_Consignas_.
(a) Explica en una a tres oraciones por qué, según la entrevista, la entrevistada dejó de entrenar como gimnasta del Club Gimnasia y Esgrima.
(b) Prosigue la entrevista a partir de la última pregunta formulada en ella.

_Texto de origen_.
↓↓↓

 
–¿Qué hay de Garland en vos?
 
–La pasión por las tablas. Ella solía decir que la salvaba el aplauso del público y su sentido del humor. Y siento que mi sentido del humor, ante muchas cosas de la vida cotidiana, sorteando las distancias, me salva también. Que podrían agarrarme ataques ante las injusticias, pero no. Además, el escenario es para mí un lugar de comodidad. Me subí por primera vez a un escenario a los cuatro, cinco años, para una muestra en la escuela a la que iba, en Quilmes. Tengo sensorialmente el recuerdo de estar bailando una danza típica española, bajo las luces, y escuchar comentarios para bien, de lo que estaba haciendo. En ese sentido puedo identificarme con Judy. Veo la película sobre su vida y me digo: “¡Pero esto me pasó a mí!”. Me siento un animal de teatro. Cada vez que llego a la sala lo disfruto; el camarín es mi lugar, me concentro. Es como un espacio sagrado que yo misma creo. Sobre todo cuando me toca evocar a una artista como Garland, donde casi pidiendo permiso, me conecto y miro sus fotos cada día, sigo escuchando sus canciones.
 
–Ella fue muy desprolija con sus finanzas. ¿Cómo es tu relación con el dinero?
 
–Más cuidadosa, por suerte. Soy una laburadora que no tuvo la oportunidad de ganar millones como ella. De las que no tienen manager, vino del teatro under y está terminando de pagar su casa.
 
–¿Alguna vez transitaste momentos químicamente turbulentos como los que padeció Garland?
 
–Sí, en mi adolescencia, a los dieciocho años, durante un breve tiempo. Fue una etapa en la que estaba muy sumergida en el punk rock. Pensemos que, en Buenos Aires, era la eclosión de grupos como Sumo y Los Violadores. Y yo era muy rockera. Entre los trece y los dieciocho había sido gimnasta del Club Gimnasia y Esgrima. A esa edad tuve una lesión en un pie y no pude entrenar más. Ahí me enamoré de un chico muy rockero y comencé a moverme en ese ámbito, donde se jugueteaba un poco con la mezcla de estupefacientes, que como bien dice las palabra nos estupidizaba. Sin embargo, en el fondo, sabía que iba a ser actriz. Y en momentos en que estaba con esas combinaciones químicas me reía y me decía: “Esto, en algún momento, me va a servir para algo”.
 
–Y, finalmente, esa experiencia terminó siendo útil para representar a Judy...

↑↑↑

_Datos proporcionados_.

↓↓↓

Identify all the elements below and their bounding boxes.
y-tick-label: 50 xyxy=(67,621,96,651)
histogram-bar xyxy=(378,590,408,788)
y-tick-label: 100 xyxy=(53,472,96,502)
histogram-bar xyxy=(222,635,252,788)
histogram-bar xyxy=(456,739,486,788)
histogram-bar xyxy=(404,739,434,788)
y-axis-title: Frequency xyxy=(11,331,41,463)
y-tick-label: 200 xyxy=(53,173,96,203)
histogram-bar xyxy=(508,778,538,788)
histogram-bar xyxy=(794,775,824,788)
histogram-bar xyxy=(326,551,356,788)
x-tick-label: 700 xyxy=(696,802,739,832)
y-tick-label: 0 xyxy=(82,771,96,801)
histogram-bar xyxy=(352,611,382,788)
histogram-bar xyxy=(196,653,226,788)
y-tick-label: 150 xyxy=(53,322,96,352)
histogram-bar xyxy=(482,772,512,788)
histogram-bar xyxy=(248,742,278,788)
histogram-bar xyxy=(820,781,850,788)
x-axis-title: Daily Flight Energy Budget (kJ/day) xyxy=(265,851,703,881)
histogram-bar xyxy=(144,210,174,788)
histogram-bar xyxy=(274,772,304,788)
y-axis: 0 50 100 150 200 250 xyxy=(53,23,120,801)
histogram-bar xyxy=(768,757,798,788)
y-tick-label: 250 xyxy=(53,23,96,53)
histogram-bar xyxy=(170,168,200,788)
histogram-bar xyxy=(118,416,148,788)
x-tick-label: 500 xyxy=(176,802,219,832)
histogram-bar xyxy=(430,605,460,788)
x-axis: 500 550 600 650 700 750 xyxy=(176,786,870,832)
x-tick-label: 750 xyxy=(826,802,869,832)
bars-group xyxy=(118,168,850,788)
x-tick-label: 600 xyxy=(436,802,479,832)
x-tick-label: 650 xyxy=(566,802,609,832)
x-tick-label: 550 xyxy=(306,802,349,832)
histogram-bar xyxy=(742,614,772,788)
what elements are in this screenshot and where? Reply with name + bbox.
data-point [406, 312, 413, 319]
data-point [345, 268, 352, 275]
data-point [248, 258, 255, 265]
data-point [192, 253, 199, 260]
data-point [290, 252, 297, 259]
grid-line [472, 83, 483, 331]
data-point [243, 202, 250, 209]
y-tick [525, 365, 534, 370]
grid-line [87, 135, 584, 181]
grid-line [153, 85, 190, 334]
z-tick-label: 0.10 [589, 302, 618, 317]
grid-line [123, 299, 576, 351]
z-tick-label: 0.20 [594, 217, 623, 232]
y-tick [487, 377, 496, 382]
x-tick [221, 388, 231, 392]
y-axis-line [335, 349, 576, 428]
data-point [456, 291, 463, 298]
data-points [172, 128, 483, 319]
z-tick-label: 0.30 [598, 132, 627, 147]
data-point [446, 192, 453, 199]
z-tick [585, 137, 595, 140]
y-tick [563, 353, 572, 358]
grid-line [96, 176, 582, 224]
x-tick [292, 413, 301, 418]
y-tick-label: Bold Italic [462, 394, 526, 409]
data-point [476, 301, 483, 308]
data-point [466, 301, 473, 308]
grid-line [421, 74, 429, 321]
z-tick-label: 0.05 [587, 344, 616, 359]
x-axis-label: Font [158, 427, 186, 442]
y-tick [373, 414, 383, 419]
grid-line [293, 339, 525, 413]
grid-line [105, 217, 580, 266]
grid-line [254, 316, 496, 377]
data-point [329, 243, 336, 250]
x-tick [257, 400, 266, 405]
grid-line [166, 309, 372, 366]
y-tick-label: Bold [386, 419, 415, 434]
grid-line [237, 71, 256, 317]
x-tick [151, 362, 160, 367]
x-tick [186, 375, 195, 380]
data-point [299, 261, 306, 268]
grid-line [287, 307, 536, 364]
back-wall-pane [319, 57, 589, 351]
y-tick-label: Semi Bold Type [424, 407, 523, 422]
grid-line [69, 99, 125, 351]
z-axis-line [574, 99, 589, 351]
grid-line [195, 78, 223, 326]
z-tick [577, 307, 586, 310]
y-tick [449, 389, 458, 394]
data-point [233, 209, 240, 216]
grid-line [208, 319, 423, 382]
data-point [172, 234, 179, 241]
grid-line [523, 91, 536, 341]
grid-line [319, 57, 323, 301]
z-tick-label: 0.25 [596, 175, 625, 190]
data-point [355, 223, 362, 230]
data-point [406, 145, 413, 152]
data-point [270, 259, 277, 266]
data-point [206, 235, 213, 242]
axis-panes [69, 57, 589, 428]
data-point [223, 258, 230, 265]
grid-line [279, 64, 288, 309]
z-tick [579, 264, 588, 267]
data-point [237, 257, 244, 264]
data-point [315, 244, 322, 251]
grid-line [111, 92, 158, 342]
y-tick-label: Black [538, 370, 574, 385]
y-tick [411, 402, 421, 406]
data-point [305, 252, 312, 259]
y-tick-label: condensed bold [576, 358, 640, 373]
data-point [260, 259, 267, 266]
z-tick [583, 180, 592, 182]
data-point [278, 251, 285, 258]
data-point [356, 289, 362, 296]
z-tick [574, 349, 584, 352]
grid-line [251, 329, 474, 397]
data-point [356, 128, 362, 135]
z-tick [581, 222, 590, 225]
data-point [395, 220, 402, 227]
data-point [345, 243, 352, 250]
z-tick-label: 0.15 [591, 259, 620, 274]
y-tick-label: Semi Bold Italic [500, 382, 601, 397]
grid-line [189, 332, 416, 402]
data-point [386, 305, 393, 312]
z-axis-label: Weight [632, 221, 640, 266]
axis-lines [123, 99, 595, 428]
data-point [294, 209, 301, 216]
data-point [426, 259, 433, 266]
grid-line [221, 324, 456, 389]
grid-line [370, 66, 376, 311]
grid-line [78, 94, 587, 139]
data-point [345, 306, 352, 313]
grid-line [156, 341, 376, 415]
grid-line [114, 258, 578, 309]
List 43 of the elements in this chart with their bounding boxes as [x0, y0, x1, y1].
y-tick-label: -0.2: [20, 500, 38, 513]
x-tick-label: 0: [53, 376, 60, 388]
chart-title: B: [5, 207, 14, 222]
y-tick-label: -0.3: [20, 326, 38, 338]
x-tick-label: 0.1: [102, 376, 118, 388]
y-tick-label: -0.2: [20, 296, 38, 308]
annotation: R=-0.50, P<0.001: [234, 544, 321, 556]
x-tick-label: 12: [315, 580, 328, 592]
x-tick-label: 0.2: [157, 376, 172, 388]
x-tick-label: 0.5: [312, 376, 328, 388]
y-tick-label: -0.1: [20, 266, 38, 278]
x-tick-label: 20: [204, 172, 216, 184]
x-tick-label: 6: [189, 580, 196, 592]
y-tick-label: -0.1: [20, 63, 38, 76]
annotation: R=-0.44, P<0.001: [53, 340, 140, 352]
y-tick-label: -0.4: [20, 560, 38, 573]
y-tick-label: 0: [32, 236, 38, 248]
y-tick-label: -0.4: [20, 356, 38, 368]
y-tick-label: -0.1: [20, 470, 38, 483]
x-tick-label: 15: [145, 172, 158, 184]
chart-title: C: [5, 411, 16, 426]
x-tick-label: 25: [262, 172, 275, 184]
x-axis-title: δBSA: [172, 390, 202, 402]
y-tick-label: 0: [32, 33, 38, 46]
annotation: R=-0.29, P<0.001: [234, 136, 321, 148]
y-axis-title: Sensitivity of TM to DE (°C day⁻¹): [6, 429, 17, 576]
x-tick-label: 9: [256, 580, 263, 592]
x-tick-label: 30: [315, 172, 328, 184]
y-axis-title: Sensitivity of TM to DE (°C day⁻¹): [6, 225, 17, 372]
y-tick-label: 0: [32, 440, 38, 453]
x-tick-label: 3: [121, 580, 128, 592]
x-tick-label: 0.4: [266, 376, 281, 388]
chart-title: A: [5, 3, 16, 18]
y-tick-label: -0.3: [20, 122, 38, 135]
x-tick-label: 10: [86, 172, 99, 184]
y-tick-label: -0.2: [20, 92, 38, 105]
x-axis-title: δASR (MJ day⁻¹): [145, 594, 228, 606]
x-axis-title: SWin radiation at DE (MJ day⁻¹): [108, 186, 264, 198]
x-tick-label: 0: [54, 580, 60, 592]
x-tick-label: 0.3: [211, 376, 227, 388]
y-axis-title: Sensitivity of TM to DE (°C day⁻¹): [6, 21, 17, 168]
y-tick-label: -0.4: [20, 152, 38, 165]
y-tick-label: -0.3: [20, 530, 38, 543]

↑↑↑

_Soluciones_.
(a) Tuvo una lesión en un pie y no pudo entrenar más. A partir de entonces se enamoró de un chico muy rockero y empezó a moverse en ese ámbito.

(b)
–Sí, para interpretar la última etapa suya, cuando toma anfetaminas en exceso y canta “Con lluvia o con sol”. Entiendo ese momento, porque sé cómo es desde lo químico y lo que sucede en el cuerpo. Obviamente, no es algo que tienen que hacer las actrices. Pero a mí –que pasé algo así por un tema mío personal, una vulnerabilidad, un vacío que tenía en el corazón, un miedo al no futuro– me sirvió para interpretar este papel con la verdad. Porque hasta los escalofríos que Judy sufre en la última escena tienen que ver con lo que pasé físicamente, una noche, después de un exceso de anfetaminas. Afortunadamente, con los años, pude resolver aquellos mambos gracias a la filosofía budista y un poco de psicoanálisis.
 
–¿Qué extrañás de tus años en el teatro under?
 
–Esa libertad de poder decir “va esta foto, va este vestuario”. Porque cuando uno ingresa a un espectáculo donde se suma una producción externa decide quién aporta el dinero para realizarlo. Justamente tengo en carpeta hacer un espectáculo mío sobre aquellos años. También estoy preparando, para algún momento, un proyecto de hacer una versión de Eva, el musical, pero en concierto, con una orquesta de cámara.
 
–Próximamente se te podrá ver, también, en el canal Pakapaka.
 
–Sí, porque el año pasado participé de la película Caídos del mapa. Me divertí muchísimo haciéndola. Ahí interpreto a una maestra muy particular. Fue algo fantástico, con muy buenos actores. Y eso se convirtió en una serie, de varios capítulos, que se transmitirá por ese canal.
 
–¿A qué otros personajes icónicos te gustaría darles vida en escena?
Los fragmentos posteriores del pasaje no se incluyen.